> **Aim**
From the entries provided below, copy each line that contains the word "type".

○ ○ ○

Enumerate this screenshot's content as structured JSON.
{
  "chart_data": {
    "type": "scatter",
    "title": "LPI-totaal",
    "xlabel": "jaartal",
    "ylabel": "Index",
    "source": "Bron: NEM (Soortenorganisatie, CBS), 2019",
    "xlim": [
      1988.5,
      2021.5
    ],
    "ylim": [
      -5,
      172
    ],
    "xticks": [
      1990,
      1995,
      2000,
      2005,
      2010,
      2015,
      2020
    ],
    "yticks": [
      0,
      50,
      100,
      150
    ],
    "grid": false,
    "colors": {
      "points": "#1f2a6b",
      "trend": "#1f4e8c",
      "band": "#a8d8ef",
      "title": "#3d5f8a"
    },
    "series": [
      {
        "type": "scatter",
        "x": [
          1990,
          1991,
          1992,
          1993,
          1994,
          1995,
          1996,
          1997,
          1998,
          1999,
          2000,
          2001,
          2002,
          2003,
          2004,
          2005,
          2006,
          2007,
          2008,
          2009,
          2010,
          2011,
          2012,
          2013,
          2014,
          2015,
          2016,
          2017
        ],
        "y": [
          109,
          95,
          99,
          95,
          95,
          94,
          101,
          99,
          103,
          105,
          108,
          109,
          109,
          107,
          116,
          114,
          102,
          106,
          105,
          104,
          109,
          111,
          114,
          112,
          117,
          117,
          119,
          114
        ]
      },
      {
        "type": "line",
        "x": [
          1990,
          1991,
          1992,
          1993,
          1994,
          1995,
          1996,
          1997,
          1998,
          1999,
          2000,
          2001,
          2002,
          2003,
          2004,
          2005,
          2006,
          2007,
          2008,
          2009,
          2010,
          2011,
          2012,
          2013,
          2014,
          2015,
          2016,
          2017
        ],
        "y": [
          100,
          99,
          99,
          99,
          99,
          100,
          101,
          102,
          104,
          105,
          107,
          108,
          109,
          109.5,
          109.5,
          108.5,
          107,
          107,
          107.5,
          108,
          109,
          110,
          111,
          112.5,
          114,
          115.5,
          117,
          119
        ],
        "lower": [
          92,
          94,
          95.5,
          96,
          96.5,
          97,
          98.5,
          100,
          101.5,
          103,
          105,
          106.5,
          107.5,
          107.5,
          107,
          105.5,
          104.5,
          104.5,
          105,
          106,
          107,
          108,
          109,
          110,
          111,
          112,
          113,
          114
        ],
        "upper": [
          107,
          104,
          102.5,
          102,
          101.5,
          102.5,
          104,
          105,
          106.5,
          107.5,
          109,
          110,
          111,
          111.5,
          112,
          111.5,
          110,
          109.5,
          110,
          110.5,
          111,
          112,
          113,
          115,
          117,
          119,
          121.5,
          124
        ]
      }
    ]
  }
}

○ ○ ○

> **Written answer**
    "type": "scatter",
        "type": "scatter",
        "type": "line",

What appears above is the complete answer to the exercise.